***** SUPPLIED MATERIAL *****
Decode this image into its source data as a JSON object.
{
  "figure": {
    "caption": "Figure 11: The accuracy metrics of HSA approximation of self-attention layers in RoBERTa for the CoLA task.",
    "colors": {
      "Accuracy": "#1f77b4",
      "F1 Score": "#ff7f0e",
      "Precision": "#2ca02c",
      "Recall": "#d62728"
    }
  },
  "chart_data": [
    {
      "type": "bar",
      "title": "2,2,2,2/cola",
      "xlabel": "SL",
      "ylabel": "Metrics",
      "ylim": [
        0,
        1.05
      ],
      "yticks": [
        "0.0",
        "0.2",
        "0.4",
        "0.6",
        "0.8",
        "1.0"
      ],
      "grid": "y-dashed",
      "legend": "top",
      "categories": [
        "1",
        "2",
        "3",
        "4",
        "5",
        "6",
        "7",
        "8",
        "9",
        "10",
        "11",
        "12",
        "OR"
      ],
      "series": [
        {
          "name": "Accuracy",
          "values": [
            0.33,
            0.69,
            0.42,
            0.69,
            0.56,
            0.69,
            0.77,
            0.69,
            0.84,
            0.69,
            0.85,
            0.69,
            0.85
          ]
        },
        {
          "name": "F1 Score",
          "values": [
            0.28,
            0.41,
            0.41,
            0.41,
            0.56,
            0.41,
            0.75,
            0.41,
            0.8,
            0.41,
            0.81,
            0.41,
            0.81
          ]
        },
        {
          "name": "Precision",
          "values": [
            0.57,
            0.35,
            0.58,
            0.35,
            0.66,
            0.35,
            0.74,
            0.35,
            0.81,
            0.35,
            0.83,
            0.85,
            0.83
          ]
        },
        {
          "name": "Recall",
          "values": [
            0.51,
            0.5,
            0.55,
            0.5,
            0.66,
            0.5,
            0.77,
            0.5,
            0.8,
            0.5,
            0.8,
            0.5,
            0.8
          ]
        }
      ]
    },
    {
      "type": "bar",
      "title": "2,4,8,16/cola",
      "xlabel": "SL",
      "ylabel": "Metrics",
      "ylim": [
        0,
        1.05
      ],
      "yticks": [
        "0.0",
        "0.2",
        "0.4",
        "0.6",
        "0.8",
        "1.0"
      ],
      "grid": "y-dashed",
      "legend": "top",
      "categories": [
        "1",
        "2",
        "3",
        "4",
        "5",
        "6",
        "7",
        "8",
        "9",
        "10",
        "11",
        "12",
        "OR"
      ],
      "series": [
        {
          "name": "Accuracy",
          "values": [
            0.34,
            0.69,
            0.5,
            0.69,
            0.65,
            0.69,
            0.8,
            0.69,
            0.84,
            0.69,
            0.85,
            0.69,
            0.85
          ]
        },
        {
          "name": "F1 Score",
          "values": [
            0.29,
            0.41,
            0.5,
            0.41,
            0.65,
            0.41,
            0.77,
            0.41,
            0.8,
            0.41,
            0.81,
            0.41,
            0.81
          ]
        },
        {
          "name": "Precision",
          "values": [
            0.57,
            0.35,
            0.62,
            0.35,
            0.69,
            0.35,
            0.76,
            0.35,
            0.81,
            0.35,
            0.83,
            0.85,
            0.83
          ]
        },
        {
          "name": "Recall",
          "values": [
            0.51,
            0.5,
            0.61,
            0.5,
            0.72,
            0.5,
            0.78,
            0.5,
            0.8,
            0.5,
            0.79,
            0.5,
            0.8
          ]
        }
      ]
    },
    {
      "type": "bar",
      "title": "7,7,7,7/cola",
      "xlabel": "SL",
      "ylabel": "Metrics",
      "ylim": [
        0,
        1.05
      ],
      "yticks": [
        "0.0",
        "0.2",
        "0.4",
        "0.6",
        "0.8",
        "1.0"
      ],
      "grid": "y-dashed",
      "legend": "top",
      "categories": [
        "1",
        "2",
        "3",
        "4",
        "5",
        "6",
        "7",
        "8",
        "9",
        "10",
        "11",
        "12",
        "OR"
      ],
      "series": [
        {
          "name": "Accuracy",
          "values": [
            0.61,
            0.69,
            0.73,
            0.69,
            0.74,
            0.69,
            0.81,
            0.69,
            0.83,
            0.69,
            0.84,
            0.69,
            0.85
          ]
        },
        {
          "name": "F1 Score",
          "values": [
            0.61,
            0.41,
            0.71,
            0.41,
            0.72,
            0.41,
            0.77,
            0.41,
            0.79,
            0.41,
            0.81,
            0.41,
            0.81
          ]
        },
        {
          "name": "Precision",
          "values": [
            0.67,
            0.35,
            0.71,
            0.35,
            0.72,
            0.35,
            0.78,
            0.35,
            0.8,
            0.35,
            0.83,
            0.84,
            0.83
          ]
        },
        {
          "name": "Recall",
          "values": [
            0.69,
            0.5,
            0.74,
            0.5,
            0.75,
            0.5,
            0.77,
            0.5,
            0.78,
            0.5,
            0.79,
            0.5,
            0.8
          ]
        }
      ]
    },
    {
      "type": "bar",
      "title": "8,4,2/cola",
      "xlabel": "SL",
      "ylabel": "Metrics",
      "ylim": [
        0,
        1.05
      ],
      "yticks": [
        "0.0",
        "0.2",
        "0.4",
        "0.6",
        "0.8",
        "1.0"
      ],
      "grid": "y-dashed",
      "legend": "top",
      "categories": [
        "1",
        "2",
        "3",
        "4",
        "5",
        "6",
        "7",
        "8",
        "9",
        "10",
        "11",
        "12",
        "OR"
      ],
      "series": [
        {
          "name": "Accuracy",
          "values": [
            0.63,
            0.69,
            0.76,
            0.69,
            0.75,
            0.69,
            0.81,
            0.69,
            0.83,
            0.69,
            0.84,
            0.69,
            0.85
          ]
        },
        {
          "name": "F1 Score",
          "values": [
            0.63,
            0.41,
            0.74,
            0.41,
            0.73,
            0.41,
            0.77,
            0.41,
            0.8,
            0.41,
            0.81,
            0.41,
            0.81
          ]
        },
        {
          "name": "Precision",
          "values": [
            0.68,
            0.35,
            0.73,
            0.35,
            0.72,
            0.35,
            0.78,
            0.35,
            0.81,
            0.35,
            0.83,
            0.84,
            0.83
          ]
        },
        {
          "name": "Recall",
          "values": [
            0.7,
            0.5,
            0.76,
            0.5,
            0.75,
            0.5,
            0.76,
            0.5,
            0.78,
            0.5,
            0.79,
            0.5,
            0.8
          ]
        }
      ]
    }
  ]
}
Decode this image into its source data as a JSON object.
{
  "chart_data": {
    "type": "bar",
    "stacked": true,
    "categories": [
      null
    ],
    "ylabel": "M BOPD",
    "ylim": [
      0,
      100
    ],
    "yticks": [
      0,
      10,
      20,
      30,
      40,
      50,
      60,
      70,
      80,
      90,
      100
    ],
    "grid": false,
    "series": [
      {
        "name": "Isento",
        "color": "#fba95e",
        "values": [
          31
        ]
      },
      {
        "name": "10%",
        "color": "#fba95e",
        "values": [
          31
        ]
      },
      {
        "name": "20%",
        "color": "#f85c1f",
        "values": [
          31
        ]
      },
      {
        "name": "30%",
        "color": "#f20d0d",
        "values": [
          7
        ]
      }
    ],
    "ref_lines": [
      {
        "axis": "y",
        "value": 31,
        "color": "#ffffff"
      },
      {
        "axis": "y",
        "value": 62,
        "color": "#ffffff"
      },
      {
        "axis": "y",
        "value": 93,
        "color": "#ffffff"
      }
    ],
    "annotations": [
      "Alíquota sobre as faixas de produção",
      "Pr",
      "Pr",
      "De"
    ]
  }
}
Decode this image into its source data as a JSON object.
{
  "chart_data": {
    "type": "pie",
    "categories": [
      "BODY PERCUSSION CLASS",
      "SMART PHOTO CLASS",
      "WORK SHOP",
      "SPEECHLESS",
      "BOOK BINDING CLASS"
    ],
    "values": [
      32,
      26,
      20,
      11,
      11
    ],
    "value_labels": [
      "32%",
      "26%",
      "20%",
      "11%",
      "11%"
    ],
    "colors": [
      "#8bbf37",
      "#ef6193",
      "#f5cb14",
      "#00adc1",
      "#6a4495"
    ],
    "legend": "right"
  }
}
*****
From the listing, copy each line containing the word "CLASS".

EXERCISE RESULT:
      "BODY PERCUSSION CLASS",
      "SMART PHOTO CLASS",
      "BOOK BINDING CLASS"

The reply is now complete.